-- start DATASET RECORDS --

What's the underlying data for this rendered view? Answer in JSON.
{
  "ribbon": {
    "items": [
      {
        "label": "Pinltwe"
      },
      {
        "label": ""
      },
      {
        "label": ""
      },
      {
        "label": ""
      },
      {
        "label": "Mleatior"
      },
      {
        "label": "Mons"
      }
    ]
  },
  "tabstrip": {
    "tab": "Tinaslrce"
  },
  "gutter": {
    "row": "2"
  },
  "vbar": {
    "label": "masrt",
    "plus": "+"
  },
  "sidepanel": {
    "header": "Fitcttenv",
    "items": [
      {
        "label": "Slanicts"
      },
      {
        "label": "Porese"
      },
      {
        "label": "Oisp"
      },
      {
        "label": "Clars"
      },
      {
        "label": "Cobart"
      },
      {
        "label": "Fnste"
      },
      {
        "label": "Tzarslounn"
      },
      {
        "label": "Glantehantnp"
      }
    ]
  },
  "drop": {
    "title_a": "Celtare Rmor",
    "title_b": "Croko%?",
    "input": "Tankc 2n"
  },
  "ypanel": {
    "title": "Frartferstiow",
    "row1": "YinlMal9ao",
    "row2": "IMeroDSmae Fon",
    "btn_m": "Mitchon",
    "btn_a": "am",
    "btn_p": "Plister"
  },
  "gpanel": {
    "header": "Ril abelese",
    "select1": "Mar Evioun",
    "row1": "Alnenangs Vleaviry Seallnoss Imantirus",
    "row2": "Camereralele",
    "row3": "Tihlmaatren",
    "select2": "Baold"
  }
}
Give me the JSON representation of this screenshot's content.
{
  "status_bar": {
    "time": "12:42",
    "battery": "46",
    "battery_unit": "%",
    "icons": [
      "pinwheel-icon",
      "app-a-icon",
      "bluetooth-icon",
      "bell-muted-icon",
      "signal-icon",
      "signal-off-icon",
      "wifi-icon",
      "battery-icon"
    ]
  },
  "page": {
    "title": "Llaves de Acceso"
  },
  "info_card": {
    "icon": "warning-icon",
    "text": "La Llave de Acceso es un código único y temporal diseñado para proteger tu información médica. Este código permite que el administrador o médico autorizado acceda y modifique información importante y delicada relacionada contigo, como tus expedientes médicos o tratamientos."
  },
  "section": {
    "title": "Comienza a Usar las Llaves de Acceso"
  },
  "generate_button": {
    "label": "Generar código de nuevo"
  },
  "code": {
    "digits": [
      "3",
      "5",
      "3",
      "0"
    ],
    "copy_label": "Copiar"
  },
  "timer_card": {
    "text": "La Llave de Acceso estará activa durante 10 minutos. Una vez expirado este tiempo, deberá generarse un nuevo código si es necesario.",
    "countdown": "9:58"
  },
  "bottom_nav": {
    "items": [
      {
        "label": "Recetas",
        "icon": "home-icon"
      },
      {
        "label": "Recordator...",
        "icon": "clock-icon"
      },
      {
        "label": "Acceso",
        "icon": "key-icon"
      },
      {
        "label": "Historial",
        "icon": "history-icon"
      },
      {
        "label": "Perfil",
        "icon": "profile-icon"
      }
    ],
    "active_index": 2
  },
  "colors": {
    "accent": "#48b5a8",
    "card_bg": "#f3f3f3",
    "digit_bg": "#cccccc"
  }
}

-- end DATASET RECORDS --

Look through the data and gather every line with the string "text" in it.

- EXERCISE RESULT:
    "text": "La Llave de Acceso es un código único y temporal diseñado para proteger tu información médica. Este código permite que el administrador o médico autorizado acceda y modifique información importante y delicada relacionada contigo, como tus expedientes médicos o tratamientos."
    "text": "La Llave de Acceso estará activa durante 10 minutos. Una vez expirado este tiempo, deberá generarse un nuevo código si es necesario.",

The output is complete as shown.